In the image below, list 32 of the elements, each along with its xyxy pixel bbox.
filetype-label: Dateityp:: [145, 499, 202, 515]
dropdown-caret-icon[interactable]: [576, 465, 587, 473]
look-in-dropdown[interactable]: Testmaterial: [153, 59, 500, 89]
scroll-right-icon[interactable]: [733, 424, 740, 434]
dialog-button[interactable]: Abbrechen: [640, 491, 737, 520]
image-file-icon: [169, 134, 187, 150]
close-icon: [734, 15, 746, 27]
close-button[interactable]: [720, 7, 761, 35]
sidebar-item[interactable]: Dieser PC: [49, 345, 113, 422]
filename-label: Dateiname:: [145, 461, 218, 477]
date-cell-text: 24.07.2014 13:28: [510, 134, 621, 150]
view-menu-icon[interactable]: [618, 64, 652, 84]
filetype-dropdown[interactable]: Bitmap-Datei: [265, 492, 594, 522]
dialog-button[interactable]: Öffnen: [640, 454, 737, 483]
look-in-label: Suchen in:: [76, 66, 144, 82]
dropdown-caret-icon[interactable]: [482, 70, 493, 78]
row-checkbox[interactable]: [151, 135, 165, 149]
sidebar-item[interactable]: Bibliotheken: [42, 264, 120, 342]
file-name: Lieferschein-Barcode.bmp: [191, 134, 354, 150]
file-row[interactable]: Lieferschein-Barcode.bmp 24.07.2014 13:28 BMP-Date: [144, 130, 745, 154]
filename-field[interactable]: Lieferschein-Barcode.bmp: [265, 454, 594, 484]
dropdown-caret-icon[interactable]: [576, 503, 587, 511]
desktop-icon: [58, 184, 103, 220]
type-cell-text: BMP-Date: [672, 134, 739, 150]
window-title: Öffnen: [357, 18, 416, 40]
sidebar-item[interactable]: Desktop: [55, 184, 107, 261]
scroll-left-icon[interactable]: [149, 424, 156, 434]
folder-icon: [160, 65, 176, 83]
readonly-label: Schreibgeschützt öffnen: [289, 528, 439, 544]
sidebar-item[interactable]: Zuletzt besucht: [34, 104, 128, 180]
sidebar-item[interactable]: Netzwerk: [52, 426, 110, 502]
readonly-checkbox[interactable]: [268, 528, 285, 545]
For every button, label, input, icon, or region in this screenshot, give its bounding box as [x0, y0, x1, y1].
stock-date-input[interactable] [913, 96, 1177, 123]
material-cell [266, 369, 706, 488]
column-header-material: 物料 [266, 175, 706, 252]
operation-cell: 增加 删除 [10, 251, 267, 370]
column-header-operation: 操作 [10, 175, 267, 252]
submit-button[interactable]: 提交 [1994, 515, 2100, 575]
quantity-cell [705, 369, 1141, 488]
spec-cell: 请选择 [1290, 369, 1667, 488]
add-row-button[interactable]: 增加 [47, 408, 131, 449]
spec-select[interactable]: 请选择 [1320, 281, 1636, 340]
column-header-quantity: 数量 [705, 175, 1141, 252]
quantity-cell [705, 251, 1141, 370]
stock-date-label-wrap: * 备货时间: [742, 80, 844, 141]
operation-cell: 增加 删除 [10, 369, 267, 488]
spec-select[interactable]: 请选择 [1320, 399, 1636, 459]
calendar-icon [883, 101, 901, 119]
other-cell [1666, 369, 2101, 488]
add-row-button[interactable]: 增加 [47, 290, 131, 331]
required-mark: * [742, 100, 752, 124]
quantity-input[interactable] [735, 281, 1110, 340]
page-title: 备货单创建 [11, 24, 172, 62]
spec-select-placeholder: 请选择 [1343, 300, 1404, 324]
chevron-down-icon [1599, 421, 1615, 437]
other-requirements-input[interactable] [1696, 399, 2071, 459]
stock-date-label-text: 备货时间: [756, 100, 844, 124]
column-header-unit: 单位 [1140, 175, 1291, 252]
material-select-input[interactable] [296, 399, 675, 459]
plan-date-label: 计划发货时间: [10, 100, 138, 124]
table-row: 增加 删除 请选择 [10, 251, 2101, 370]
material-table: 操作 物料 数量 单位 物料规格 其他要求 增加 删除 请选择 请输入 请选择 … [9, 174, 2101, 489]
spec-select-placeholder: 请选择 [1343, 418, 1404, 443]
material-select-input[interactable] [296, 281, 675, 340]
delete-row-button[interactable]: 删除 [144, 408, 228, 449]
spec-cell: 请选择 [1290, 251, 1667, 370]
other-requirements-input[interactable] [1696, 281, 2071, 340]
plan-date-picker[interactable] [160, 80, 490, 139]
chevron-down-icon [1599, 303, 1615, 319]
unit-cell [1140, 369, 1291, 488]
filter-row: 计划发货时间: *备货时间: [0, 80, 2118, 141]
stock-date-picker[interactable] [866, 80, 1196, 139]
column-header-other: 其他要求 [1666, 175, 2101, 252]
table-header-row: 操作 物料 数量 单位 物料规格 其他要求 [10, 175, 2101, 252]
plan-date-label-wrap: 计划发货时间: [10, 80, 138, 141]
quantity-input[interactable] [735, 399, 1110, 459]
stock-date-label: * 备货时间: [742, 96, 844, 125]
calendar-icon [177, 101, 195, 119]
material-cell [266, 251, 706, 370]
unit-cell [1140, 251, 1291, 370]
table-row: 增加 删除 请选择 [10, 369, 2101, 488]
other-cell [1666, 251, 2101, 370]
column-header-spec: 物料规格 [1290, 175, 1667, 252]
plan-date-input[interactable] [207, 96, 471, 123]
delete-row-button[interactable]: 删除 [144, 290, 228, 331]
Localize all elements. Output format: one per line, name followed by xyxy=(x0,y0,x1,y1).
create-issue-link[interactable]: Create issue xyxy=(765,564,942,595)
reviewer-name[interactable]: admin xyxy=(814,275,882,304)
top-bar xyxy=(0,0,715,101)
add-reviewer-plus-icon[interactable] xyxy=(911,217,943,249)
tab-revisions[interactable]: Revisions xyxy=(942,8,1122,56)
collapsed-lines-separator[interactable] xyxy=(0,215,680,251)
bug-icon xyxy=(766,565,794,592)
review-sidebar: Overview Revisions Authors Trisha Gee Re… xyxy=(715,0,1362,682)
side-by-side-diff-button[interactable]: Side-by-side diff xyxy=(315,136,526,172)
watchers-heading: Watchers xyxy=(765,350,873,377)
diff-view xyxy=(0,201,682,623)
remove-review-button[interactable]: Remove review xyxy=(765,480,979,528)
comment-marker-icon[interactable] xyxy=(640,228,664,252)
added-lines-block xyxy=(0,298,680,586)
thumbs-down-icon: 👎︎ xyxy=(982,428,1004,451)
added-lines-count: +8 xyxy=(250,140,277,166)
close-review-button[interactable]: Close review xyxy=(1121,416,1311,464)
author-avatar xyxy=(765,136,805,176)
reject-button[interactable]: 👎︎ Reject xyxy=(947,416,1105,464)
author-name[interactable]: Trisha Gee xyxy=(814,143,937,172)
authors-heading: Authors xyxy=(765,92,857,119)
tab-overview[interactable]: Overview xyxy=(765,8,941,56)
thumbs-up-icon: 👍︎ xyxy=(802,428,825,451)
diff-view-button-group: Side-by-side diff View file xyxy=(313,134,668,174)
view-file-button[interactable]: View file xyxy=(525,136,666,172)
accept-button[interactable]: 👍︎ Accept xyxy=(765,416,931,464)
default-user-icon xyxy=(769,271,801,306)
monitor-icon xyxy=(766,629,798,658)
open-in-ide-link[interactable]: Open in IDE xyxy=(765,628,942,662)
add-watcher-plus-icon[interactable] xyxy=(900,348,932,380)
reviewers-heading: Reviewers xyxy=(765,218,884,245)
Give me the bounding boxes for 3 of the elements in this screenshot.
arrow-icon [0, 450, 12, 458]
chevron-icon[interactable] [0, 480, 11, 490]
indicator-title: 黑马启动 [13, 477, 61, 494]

## Do this
Give all of the records above as a numbered list, leaving out blank lines.

## Correct answer
1. In the image below, list 32 of the elements, each along with its xyxy pixel bbox.
2. filetype-label: Dateityp:: [145, 499, 202, 515]
3. dropdown-caret-icon[interactable]: [576, 465, 587, 473]
4. look-in-dropdown[interactable]: Testmaterial: [153, 59, 500, 89]
5. scroll-right-icon[interactable]: [733, 424, 740, 434]
6. dialog-button[interactable]: Abbrechen: [640, 491, 737, 520]
7. image-file-icon: [169, 134, 187, 150]
8. close-icon: [734, 15, 746, 27]
9. close-button[interactable]: [720, 7, 761, 35]
10. sidebar-item[interactable]: Dieser PC: [49, 345, 113, 422]
11. filename-label: Dateiname:: [145, 461, 218, 477]
12. date-cell-text: 24.07.2014 13:28: [510, 134, 621, 150]
13. view-menu-icon[interactable]: [618, 64, 652, 84]
14. filetype-dropdown[interactable]: Bitmap-Datei: [265, 492, 594, 522]
15. dialog-button[interactable]: Öffnen: [640, 454, 737, 483]
16. look-in-label: Suchen in:: [76, 66, 144, 82]
17. dropdown-caret-icon[interactable]: [482, 70, 493, 78]
18. row-checkbox[interactable]: [151, 135, 165, 149]
19. sidebar-item[interactable]: Bibliotheken: [42, 264, 120, 342]
20. file-name: Lieferschein-Barcode.bmp: [191, 134, 354, 150]
21. file-row[interactable]: Lieferschein-Barcode.bmp 24.07.2014 13:28 BMP-Date: [144, 130, 745, 154]
22. filename-field[interactable]: Lieferschein-Barcode.bmp: [265, 454, 594, 484]
23. dropdown-caret-icon[interactable]: [576, 503, 587, 511]
24. desktop-icon: [58, 184, 103, 220]
25. type-cell-text: BMP-Date: [672, 134, 739, 150]
26. window-title: Öffnen: [357, 18, 416, 40]
27. sidebar-item[interactable]: Desktop: [55, 184, 107, 261]
28. scroll-left-icon[interactable]: [149, 424, 156, 434]
29. folder-icon: [160, 65, 176, 83]
30. readonly-label: Schreibgeschützt öffnen: [289, 528, 439, 544]
31. sidebar-item[interactable]: Zuletzt besucht: [34, 104, 128, 180]
32. sidebar-item[interactable]: Netzwerk: [52, 426, 110, 502]
33. readonly-checkbox[interactable]: [268, 528, 285, 545]
34. For every button, label, input, icon, or region in this screenshot, give its bounding box as [x0, y0, x1, y1].
35. stock-date-input[interactable] [913, 96, 1177, 123]
36. material-cell [266, 369, 706, 488]
37. column-header-material: 物料 [266, 175, 706, 252]
38. operation-cell: 增加 删除 [10, 251, 267, 370]
39. column-header-operation: 操作 [10, 175, 267, 252]
40. submit-button[interactable]: 提交 [1994, 515, 2100, 575]
41. quantity-cell [705, 369, 1141, 488]
42. spec-cell: 请选择 [1290, 369, 1667, 488]
43. add-row-button[interactable]: 增加 [47, 408, 131, 449]
44. spec-select[interactable]: 请选择 [1320, 281, 1636, 340]
45. column-header-quantity: 数量 [705, 175, 1141, 252]
46. quantity-cell [705, 251, 1141, 370]
47. stock-date-label-wrap: * 备货时间: [742, 80, 844, 141]
48. operation-cell: 增加 删除 [10, 369, 267, 488]
49. spec-select[interactable]: 请选择 [1320, 399, 1636, 459]
50. calendar-icon [883, 101, 901, 119]
51. other-cell [1666, 369, 2101, 488]
52. add-row-button[interactable]: 增加 [47, 290, 131, 331]
53. required-mark: * [742, 100, 752, 124]
54. quantity-input[interactable] [735, 281, 1110, 340]
55. page-title: 备货单创建 [11, 24, 172, 62]
56. spec-select-placeholder: 请选择 [1343, 300, 1404, 324]
57. chevron-down-icon [1599, 421, 1615, 437]
58. other-requirements-input[interactable] [1696, 399, 2071, 459]
59. stock-date-label-text: 备货时间: [756, 100, 844, 124]
60. column-header-unit: 单位 [1140, 175, 1291, 252]
61. material-select-input[interactable] [296, 399, 675, 459]
62. plan-date-label: 计划发货时间: [10, 100, 138, 124]
63. table-row: 增加 删除 请选择 [10, 251, 2101, 370]
64. material-table: 操作 物料 数量 单位 物料规格 其他要求 增加 删除 请选择 请输入 请选择 … [9, 174, 2101, 489]
65. spec-select-placeholder: 请选择 [1343, 418, 1404, 443]
66. material-select-input[interactable] [296, 281, 675, 340]
67. delete-row-button[interactable]: 删除 [144, 408, 228, 449]
68. spec-cell: 请选择 [1290, 251, 1667, 370]
69. other-requirements-input[interactable] [1696, 281, 2071, 340]
70. plan-date-picker[interactable] [160, 80, 490, 139]
71. chevron-down-icon [1599, 303, 1615, 319]
72. unit-cell [1140, 369, 1291, 488]
73. filter-row: 计划发货时间: *备货时间: [0, 80, 2118, 141]
74. stock-date-picker[interactable] [866, 80, 1196, 139]
75. column-header-other: 其他要求 [1666, 175, 2101, 252]
76. table-header-row: 操作 物料 数量 单位 物料规格 其他要求 [10, 175, 2101, 252]
77. plan-date-label-wrap: 计划发货时间: [10, 80, 138, 141]
78. quantity-input[interactable] [735, 399, 1110, 459]
79. stock-date-label: * 备货时间: [742, 96, 844, 125]
80. calendar-icon [177, 101, 195, 119]
81. material-cell [266, 251, 706, 370]
82. unit-cell [1140, 251, 1291, 370]
83. table-row: 增加 删除 请选择 [10, 369, 2101, 488]
84. other-cell [1666, 251, 2101, 370]
85. column-header-spec: 物料规格 [1290, 175, 1667, 252]
86. plan-date-input[interactable] [207, 96, 471, 123]
87. delete-row-button[interactable]: 删除 [144, 290, 228, 331]
88. Localize all elements. Output format: one per line, name followed by xyxy=(x0,y0,x1,y1).
89. create-issue-link[interactable]: Create issue xyxy=(765,564,942,595)
90. reviewer-name[interactable]: admin xyxy=(814,275,882,304)
91. top-bar xyxy=(0,0,715,101)
92. add-reviewer-plus-icon[interactable] xyxy=(911,217,943,249)
93. tab-revisions[interactable]: Revisions xyxy=(942,8,1122,56)
94. collapsed-lines-separator[interactable] xyxy=(0,215,680,251)
95. bug-icon xyxy=(766,565,794,592)
96. review-sidebar: Overview Revisions Authors Trisha Gee Re… xyxy=(715,0,1362,682)
97. side-by-side-diff-button[interactable]: Side-by-side diff xyxy=(315,136,526,172)
98. watchers-heading: Watchers xyxy=(765,350,873,377)
99. diff-view xyxy=(0,201,682,623)
100. remove-review-button[interactable]: Remove review xyxy=(765,480,979,528)
101. comment-marker-icon[interactable] xyxy=(640,228,664,252)
102. added-lines-block xyxy=(0,298,680,586)
103. thumbs-down-icon: 👎︎ xyxy=(982,428,1004,451)
104. added-lines-count: +8 xyxy=(250,140,277,166)
105. close-review-button[interactable]: Close review xyxy=(1121,416,1311,464)
106. author-avatar xyxy=(765,136,805,176)
107. reject-button[interactable]: 👎︎ Reject xyxy=(947,416,1105,464)
108. author-name[interactable]: Trisha Gee xyxy=(814,143,937,172)
109. authors-heading: Authors xyxy=(765,92,857,119)
110. tab-overview[interactable]: Overview xyxy=(765,8,941,56)
111. thumbs-up-icon: 👍︎ xyxy=(802,428,825,451)
112. diff-view-button-group: Side-by-side diff View file xyxy=(313,134,668,174)
113. view-file-button[interactable]: View file xyxy=(525,136,666,172)
114. accept-button[interactable]: 👍︎ Accept xyxy=(765,416,931,464)
115. default-user-icon xyxy=(769,271,801,306)
116. monitor-icon xyxy=(766,629,798,658)
117. open-in-ide-link[interactable]: Open in IDE xyxy=(765,628,942,662)
118. add-watcher-plus-icon[interactable] xyxy=(900,348,932,380)
119. reviewers-heading: Reviewers xyxy=(765,218,884,245)
120. Give me the bounding boxes for 3 of the elements in this screenshot.
121. arrow-icon [0, 450, 12, 458]
122. chevron-icon[interactable] [0, 480, 11, 490]
123. indicator-title: 黑马启动 [13, 477, 61, 494]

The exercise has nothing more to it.